[START OF DATASET ENTRIES]

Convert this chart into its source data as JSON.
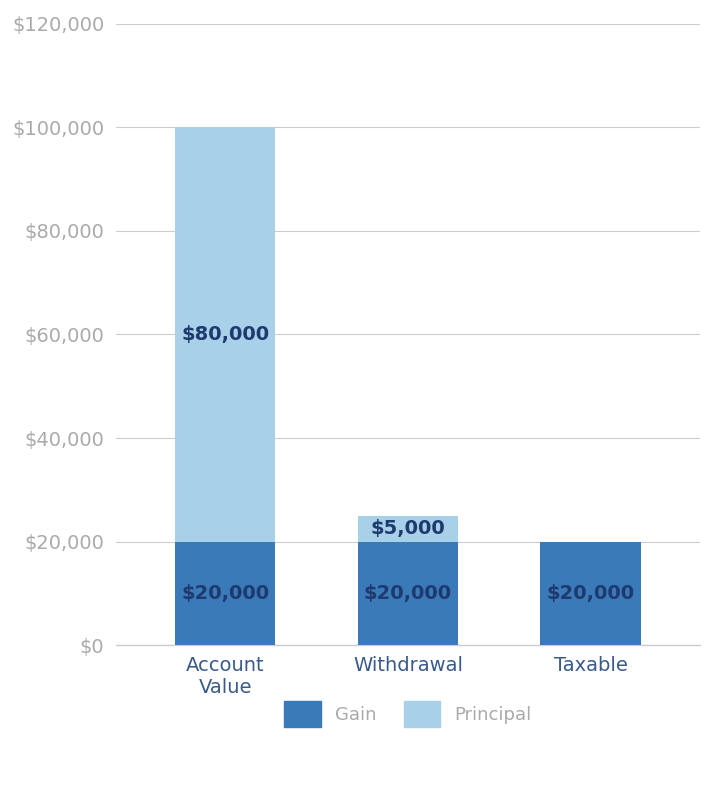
{
  "categories": [
    "Account\nValue",
    "Withdrawal",
    "Taxable"
  ],
  "gain_values": [
    20000,
    20000,
    20000
  ],
  "principal_values": [
    80000,
    5000,
    0
  ],
  "gain_color": "#3A7AB8",
  "principal_color": "#A8D0E8",
  "label_color": "#1E3A6E",
  "axis_label_color": "#AAAAAA",
  "grid_color": "#CCCCCC",
  "background_color": "#FFFFFF",
  "ylim": [
    0,
    120000
  ],
  "yticks": [
    0,
    20000,
    40000,
    60000,
    80000,
    100000,
    120000
  ],
  "bar_width": 0.55,
  "gain_label": "Gain",
  "principal_label": "Principal",
  "annotations": {
    "account_value_gain": "$20,000",
    "account_value_principal": "$80,000",
    "withdrawal_gain": "$20,000",
    "withdrawal_principal": "$5,000",
    "taxable_gain": "$20,000"
  },
  "font_size_ticks": 14,
  "font_size_labels": 14,
  "font_size_annotations": 14,
  "font_size_legend": 13
}
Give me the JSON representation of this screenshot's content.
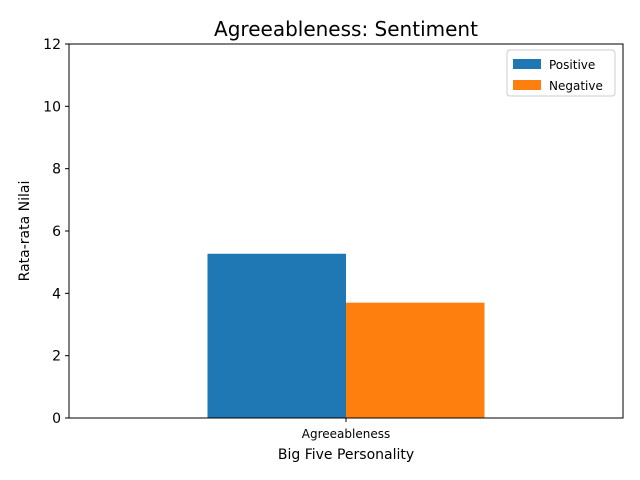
{
  "chart_data": {
    "type": "bar",
    "title": "Agreeableness: Sentiment",
    "xlabel": "Big Five Personality",
    "ylabel": "Rata-rata Nilai",
    "categories": [
      "Agreeableness"
    ],
    "series": [
      {
        "name": "Positive",
        "values": [
          5.27
        ],
        "color": "#1f77b4"
      },
      {
        "name": "Negative",
        "values": [
          3.7
        ],
        "color": "#ff7f0e"
      }
    ],
    "ylim": [
      0,
      12
    ],
    "yticks": [
      0,
      2,
      4,
      6,
      8,
      10,
      12
    ],
    "grid": false,
    "legend": "top-right"
  }
}
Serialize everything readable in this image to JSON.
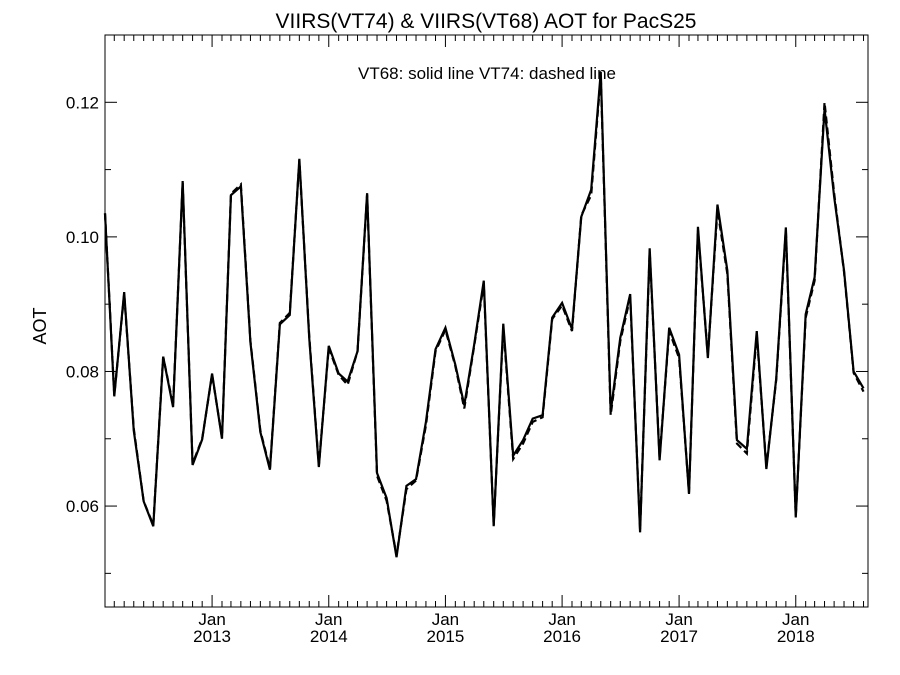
{
  "chart_data": {
    "type": "line",
    "title": "VIIRS(VT74) & VIIRS(VT68)  AOT for PacS25",
    "annotation": "VT68: solid line   VT74: dashed line",
    "xlabel": "",
    "ylabel": "AOT",
    "xlim": [
      "2012-02-01",
      "2018-08-15"
    ],
    "ylim": [
      0.045,
      0.13
    ],
    "grid": false,
    "y_ticks": [
      0.06,
      0.08,
      0.1,
      0.12
    ],
    "y_tick_labels": [
      "0.06",
      "0.08",
      "0.10",
      "0.12"
    ],
    "x_ticks": [
      {
        "date": "2013-01-01",
        "month": "Jan",
        "year": "2013"
      },
      {
        "date": "2014-01-01",
        "month": "Jan",
        "year": "2014"
      },
      {
        "date": "2015-01-01",
        "month": "Jan",
        "year": "2015"
      },
      {
        "date": "2016-01-01",
        "month": "Jan",
        "year": "2016"
      },
      {
        "date": "2017-01-01",
        "month": "Jan",
        "year": "2017"
      },
      {
        "date": "2018-01-01",
        "month": "Jan",
        "year": "2018"
      }
    ],
    "x": [
      "2012-02-01",
      "2012-03-01",
      "2012-04-01",
      "2012-05-01",
      "2012-06-01",
      "2012-07-01",
      "2012-08-01",
      "2012-09-01",
      "2012-10-01",
      "2012-11-01",
      "2012-12-01",
      "2013-01-01",
      "2013-02-01",
      "2013-03-01",
      "2013-04-01",
      "2013-05-01",
      "2013-06-01",
      "2013-07-01",
      "2013-08-01",
      "2013-09-01",
      "2013-10-01",
      "2013-11-01",
      "2013-12-01",
      "2014-01-01",
      "2014-02-01",
      "2014-03-01",
      "2014-04-01",
      "2014-05-01",
      "2014-06-01",
      "2014-07-01",
      "2014-08-01",
      "2014-09-01",
      "2014-10-01",
      "2014-11-01",
      "2014-12-01",
      "2015-01-01",
      "2015-02-01",
      "2015-03-01",
      "2015-04-01",
      "2015-05-01",
      "2015-06-01",
      "2015-07-01",
      "2015-08-01",
      "2015-09-01",
      "2015-10-01",
      "2015-11-01",
      "2015-12-01",
      "2016-01-01",
      "2016-02-01",
      "2016-03-01",
      "2016-04-01",
      "2016-05-01",
      "2016-06-01",
      "2016-07-01",
      "2016-08-01",
      "2016-09-01",
      "2016-10-01",
      "2016-11-01",
      "2016-12-01",
      "2017-01-01",
      "2017-02-01",
      "2017-03-01",
      "2017-04-01",
      "2017-05-01",
      "2017-06-01",
      "2017-07-01",
      "2017-08-01",
      "2017-09-01",
      "2017-10-01",
      "2017-11-01",
      "2017-12-01",
      "2018-01-01",
      "2018-02-01",
      "2018-03-01",
      "2018-04-01",
      "2018-05-01",
      "2018-06-01",
      "2018-07-01",
      "2018-08-01"
    ],
    "series": [
      {
        "name": "VT68",
        "values": [
          0.1035,
          0.0763,
          0.0918,
          0.0712,
          0.0607,
          0.057,
          0.0822,
          0.0747,
          0.1083,
          0.0661,
          0.0699,
          0.0797,
          0.07,
          0.1062,
          0.1075,
          0.0843,
          0.071,
          0.0654,
          0.087,
          0.0884,
          0.1116,
          0.0849,
          0.0658,
          0.0838,
          0.0797,
          0.0785,
          0.083,
          0.1065,
          0.0649,
          0.0612,
          0.0524,
          0.063,
          0.064,
          0.0725,
          0.0833,
          0.0865,
          0.081,
          0.075,
          0.084,
          0.0935,
          0.057,
          0.0871,
          0.0675,
          0.0698,
          0.073,
          0.0735,
          0.088,
          0.0902,
          0.0863,
          0.103,
          0.107,
          0.1245,
          0.074,
          0.085,
          0.0915,
          0.0561,
          0.0983,
          0.0668,
          0.0865,
          0.0825,
          0.0618,
          0.1015,
          0.082,
          0.1048,
          0.095,
          0.0698,
          0.0685,
          0.086,
          0.0655,
          0.079,
          0.1014,
          0.0583,
          0.0885,
          0.094,
          0.119,
          0.106,
          0.095,
          0.08,
          0.0775
        ]
      },
      {
        "name": "VT74",
        "values": [
          0.1035,
          0.0765,
          0.0915,
          0.0715,
          0.0607,
          0.0572,
          0.0822,
          0.075,
          0.108,
          0.0663,
          0.07,
          0.0795,
          0.0702,
          0.1064,
          0.1078,
          0.0845,
          0.0712,
          0.0656,
          0.0872,
          0.0887,
          0.1114,
          0.0852,
          0.066,
          0.0835,
          0.0795,
          0.078,
          0.083,
          0.1063,
          0.0645,
          0.0608,
          0.0527,
          0.0625,
          0.0638,
          0.072,
          0.083,
          0.0862,
          0.0808,
          0.0745,
          0.0838,
          0.093,
          0.0572,
          0.0866,
          0.067,
          0.0693,
          0.0725,
          0.0732,
          0.0878,
          0.0898,
          0.086,
          0.1032,
          0.1062,
          0.124,
          0.0735,
          0.0845,
          0.091,
          0.0565,
          0.0978,
          0.0672,
          0.086,
          0.082,
          0.062,
          0.101,
          0.0823,
          0.104,
          0.0945,
          0.0693,
          0.0678,
          0.0855,
          0.0658,
          0.0788,
          0.101,
          0.0585,
          0.088,
          0.0935,
          0.12,
          0.1065,
          0.0948,
          0.0798,
          0.077
        ]
      }
    ]
  }
}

[END OF DATASET ENTRIES]

**TASK OBJECTIVE**: Restate each entry word for word, please, but drop any images it holds.

**COMPLETE OUTPUT**:
Convert this chart into its source data as JSON.
{
  "categories": [
    "Account\nValue",
    "Withdrawal",
    "Taxable"
  ],
  "gain_values": [
    20000,
    20000,
    20000
  ],
  "principal_values": [
    80000,
    5000,
    0
  ],
  "gain_color": "#3A7AB8",
  "principal_color": "#A8D0E8",
  "label_color": "#1E3A6E",
  "axis_label_color": "#AAAAAA",
  "grid_color": "#CCCCCC",
  "background_color": "#FFFFFF",
  "ylim": [
    0,
    120000
  ],
  "yticks": [
    0,
    20000,
    40000,
    60000,
    80000,
    100000,
    120000
  ],
  "bar_width": 0.55,
  "gain_label": "Gain",
  "principal_label": "Principal",
  "annotations": {
    "account_value_gain": "$20,000",
    "account_value_principal": "$80,000",
    "withdrawal_gain": "$20,000",
    "withdrawal_principal": "$5,000",
    "taxable_gain": "$20,000"
  },
  "font_size_ticks": 14,
  "font_size_labels": 14,
  "font_size_annotations": 14,
  "font_size_legend": 13
}
Give me the JSON representation of this screenshot's content.
{
  "chart_data": {
    "type": "bar",
    "title": "Agreeableness: Sentiment",
    "xlabel": "Big Five Personality",
    "ylabel": "Rata-rata Nilai",
    "categories": [
      "Agreeableness"
    ],
    "series": [
      {
        "name": "Positive",
        "values": [
          5.27
        ],
        "color": "#1f77b4"
      },
      {
        "name": "Negative",
        "values": [
          3.7
        ],
        "color": "#ff7f0e"
      }
    ],
    "ylim": [
      0,
      12
    ],
    "yticks": [
      0,
      2,
      4,
      6,
      8,
      10,
      12
    ],
    "grid": false,
    "legend": "top-right"
  }
}
Serialize everything readable in this image to JSON.
{
  "chart_data": {
    "type": "line",
    "title": "VIIRS(VT74) & VIIRS(VT68)  AOT for PacS25",
    "annotation": "VT68: solid line   VT74: dashed line",
    "xlabel": "",
    "ylabel": "AOT",
    "xlim": [
      "2012-02-01",
      "2018-08-15"
    ],
    "ylim": [
      0.045,
      0.13
    ],
    "grid": false,
    "y_ticks": [
      0.06,
      0.08,
      0.1,
      0.12
    ],
    "y_tick_labels": [
      "0.06",
      "0.08",
      "0.10",
      "0.12"
    ],
    "x_ticks": [
      {
        "date": "2013-01-01",
        "month": "Jan",
        "year": "2013"
      },
      {
        "date": "2014-01-01",
        "month": "Jan",
        "year": "2014"
      },
      {
        "date": "2015-01-01",
        "month": "Jan",
        "year": "2015"
      },
      {
        "date": "2016-01-01",
        "month": "Jan",
        "year": "2016"
      },
      {
        "date": "2017-01-01",
        "month": "Jan",
        "year": "2017"
      },
      {
        "date": "2018-01-01",
        "month": "Jan",
        "year": "2018"
      }
    ],
    "x": [
      "2012-02-01",
      "2012-03-01",
      "2012-04-01",
      "2012-05-01",
      "2012-06-01",
      "2012-07-01",
      "2012-08-01",
      "2012-09-01",
      "2012-10-01",
      "2012-11-01",
      "2012-12-01",
      "2013-01-01",
      "2013-02-01",
      "2013-03-01",
      "2013-04-01",
      "2013-05-01",
      "2013-06-01",
      "2013-07-01",
      "2013-08-01",
      "2013-09-01",
      "2013-10-01",
      "2013-11-01",
      "2013-12-01",
      "2014-01-01",
      "2014-02-01",
      "2014-03-01",
      "2014-04-01",
      "2014-05-01",
      "2014-06-01",
      "2014-07-01",
      "2014-08-01",
      "2014-09-01",
      "2014-10-01",
      "2014-11-01",
      "2014-12-01",
      "2015-01-01",
      "2015-02-01",
      "2015-03-01",
      "2015-04-01",
      "2015-05-01",
      "2015-06-01",
      "2015-07-01",
      "2015-08-01",
      "2015-09-01",
      "2015-10-01",
      "2015-11-01",
      "2015-12-01",
      "2016-01-01",
      "2016-02-01",
      "2016-03-01",
      "2016-04-01",
      "2016-05-01",
      "2016-06-01",
      "2016-07-01",
      "2016-08-01",
      "2016-09-01",
      "2016-10-01",
      "2016-11-01",
      "2016-12-01",
      "2017-01-01",
      "2017-02-01",
      "2017-03-01",
      "2017-04-01",
      "2017-05-01",
      "2017-06-01",
      "2017-07-01",
      "2017-08-01",
      "2017-09-01",
      "2017-10-01",
      "2017-11-01",
      "2017-12-01",
      "2018-01-01",
      "2018-02-01",
      "2018-03-01",
      "2018-04-01",
      "2018-05-01",
      "2018-06-01",
      "2018-07-01",
      "2018-08-01"
    ],
    "series": [
      {
        "name": "VT68",
        "values": [
          0.1035,
          0.0763,
          0.0918,
          0.0712,
          0.0607,
          0.057,
          0.0822,
          0.0747,
          0.1083,
          0.0661,
          0.0699,
          0.0797,
          0.07,
          0.1062,
          0.1075,
          0.0843,
          0.071,
          0.0654,
          0.087,
          0.0884,
          0.1116,
          0.0849,
          0.0658,
          0.0838,
          0.0797,
          0.0785,
          0.083,
          0.1065,
          0.0649,
          0.0612,
          0.0524,
          0.063,
          0.064,
          0.0725,
          0.0833,
          0.0865,
          0.081,
          0.075,
          0.084,
          0.0935,
          0.057,
          0.0871,
          0.0675,
          0.0698,
          0.073,
          0.0735,
          0.088,
          0.0902,
          0.0863,
          0.103,
          0.107,
          0.1245,
          0.074,
          0.085,
          0.0915,
          0.0561,
          0.0983,
          0.0668,
          0.0865,
          0.0825,
          0.0618,
          0.1015,
          0.082,
          0.1048,
          0.095,
          0.0698,
          0.0685,
          0.086,
          0.0655,
          0.079,
          0.1014,
          0.0583,
          0.0885,
          0.094,
          0.119,
          0.106,
          0.095,
          0.08,
          0.0775
        ]
      },
      {
        "name": "VT74",
        "values": [
          0.1035,
          0.0765,
          0.0915,
          0.0715,
          0.0607,
          0.0572,
          0.0822,
          0.075,
          0.108,
          0.0663,
          0.07,
          0.0795,
          0.0702,
          0.1064,
          0.1078,
          0.0845,
          0.0712,
          0.0656,
          0.0872,
          0.0887,
          0.1114,
          0.0852,
          0.066,
          0.0835,
          0.0795,
          0.078,
          0.083,
          0.1063,
          0.0645,
          0.0608,
          0.0527,
          0.0625,
          0.0638,
          0.072,
          0.083,
          0.0862,
          0.0808,
          0.0745,
          0.0838,
          0.093,
          0.0572,
          0.0866,
          0.067,
          0.0693,
          0.0725,
          0.0732,
          0.0878,
          0.0898,
          0.086,
          0.1032,
          0.1062,
          0.124,
          0.0735,
          0.0845,
          0.091,
          0.0565,
          0.0978,
          0.0672,
          0.086,
          0.082,
          0.062,
          0.101,
          0.0823,
          0.104,
          0.0945,
          0.0693,
          0.0678,
          0.0855,
          0.0658,
          0.0788,
          0.101,
          0.0585,
          0.088,
          0.0935,
          0.12,
          0.1065,
          0.0948,
          0.0798,
          0.077
        ]
      }
    ]
  }
}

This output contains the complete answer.